WHAT TO PRODUCE => Your task is to output the listing word for word, with pictures excluded.

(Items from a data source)
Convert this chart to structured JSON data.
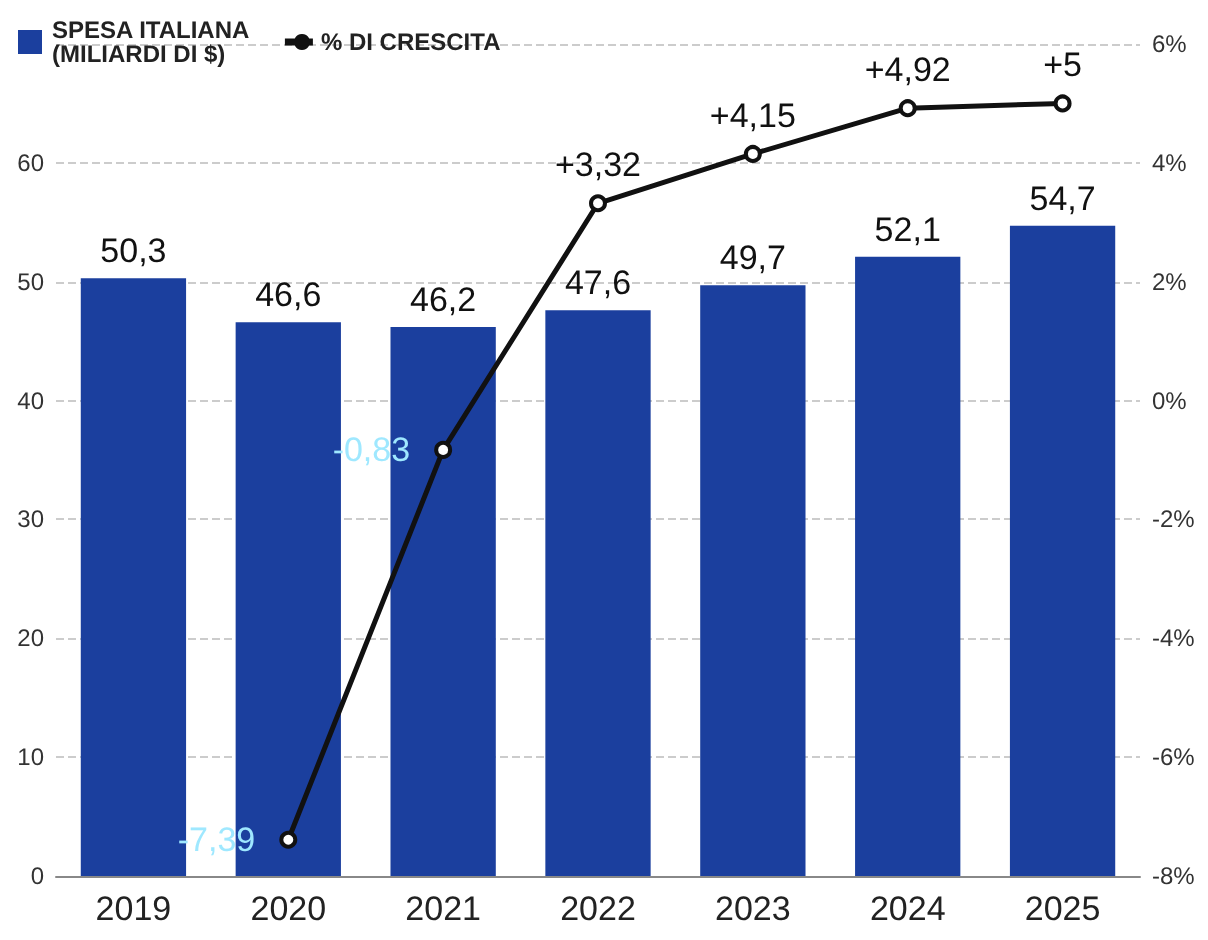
{
  "chart_data": {
    "type": "bar",
    "categories": [
      "2019",
      "2020",
      "2021",
      "2022",
      "2023",
      "2024",
      "2025"
    ],
    "series": [
      {
        "name": "SPESA ITALIANA (MILIARDI DI $)",
        "color": "#1b3f9e",
        "values": [
          50.3,
          46.6,
          46.2,
          47.6,
          49.7,
          52.1,
          54.7
        ],
        "value_labels": [
          "50,3",
          "46,6",
          "46,2",
          "47,6",
          "49,7",
          "52,1",
          "54,7"
        ]
      },
      {
        "name": "% DI CRESCITA",
        "type": "line",
        "axis": "y2",
        "color": "#111111",
        "values": [
          null,
          -7.39,
          -0.83,
          3.32,
          4.15,
          4.92,
          5
        ],
        "value_labels": [
          null,
          "-7,39",
          "-0,83",
          "+3,32",
          "+4,15",
          "+4,92",
          "+5"
        ]
      }
    ],
    "ylim": [
      0,
      70
    ],
    "yticks": [
      0,
      10,
      20,
      30,
      40,
      50,
      60
    ],
    "y2lim": [
      -8,
      6
    ],
    "y2ticks": [
      {
        "value": -8,
        "label": "-8%"
      },
      {
        "value": -6,
        "label": "-6%"
      },
      {
        "value": -4,
        "label": "-4%"
      },
      {
        "value": -2,
        "label": "-2%"
      },
      {
        "value": 0,
        "label": "0%"
      },
      {
        "value": 2,
        "label": "2%"
      },
      {
        "value": 4,
        "label": "4%"
      },
      {
        "value": 6,
        "label": "6%"
      }
    ],
    "grid": "y",
    "legend": "top left",
    "marker": "circle",
    "line_style": "solid"
  }
}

EXERCISE ANSWER =>
Convert this chart to structured JSON data.
{
  "chart_data": {
    "type": "bar",
    "categories": [
      "2019",
      "2020",
      "2021",
      "2022",
      "2023",
      "2024",
      "2025"
    ],
    "series": [
      {
        "name": "SPESA ITALIANA (MILIARDI DI $)",
        "color": "#1b3f9e",
        "values": [
          50.3,
          46.6,
          46.2,
          47.6,
          49.7,
          52.1,
          54.7
        ],
        "value_labels": [
          "50,3",
          "46,6",
          "46,2",
          "47,6",
          "49,7",
          "52,1",
          "54,7"
        ]
      },
      {
        "name": "% DI CRESCITA",
        "type": "line",
        "axis": "y2",
        "color": "#111111",
        "values": [
          null,
          -7.39,
          -0.83,
          3.32,
          4.15,
          4.92,
          5
        ],
        "value_labels": [
          null,
          "-7,39",
          "-0,83",
          "+3,32",
          "+4,15",
          "+4,92",
          "+5"
        ]
      }
    ],
    "ylim": [
      0,
      70
    ],
    "yticks": [
      0,
      10,
      20,
      30,
      40,
      50,
      60
    ],
    "y2lim": [
      -8,
      6
    ],
    "y2ticks": [
      {
        "value": -8,
        "label": "-8%"
      },
      {
        "value": -6,
        "label": "-6%"
      },
      {
        "value": -4,
        "label": "-4%"
      },
      {
        "value": -2,
        "label": "-2%"
      },
      {
        "value": 0,
        "label": "0%"
      },
      {
        "value": 2,
        "label": "2%"
      },
      {
        "value": 4,
        "label": "4%"
      },
      {
        "value": 6,
        "label": "6%"
      }
    ],
    "grid": "y",
    "legend": "top left",
    "marker": "circle",
    "line_style": "solid"
  }
}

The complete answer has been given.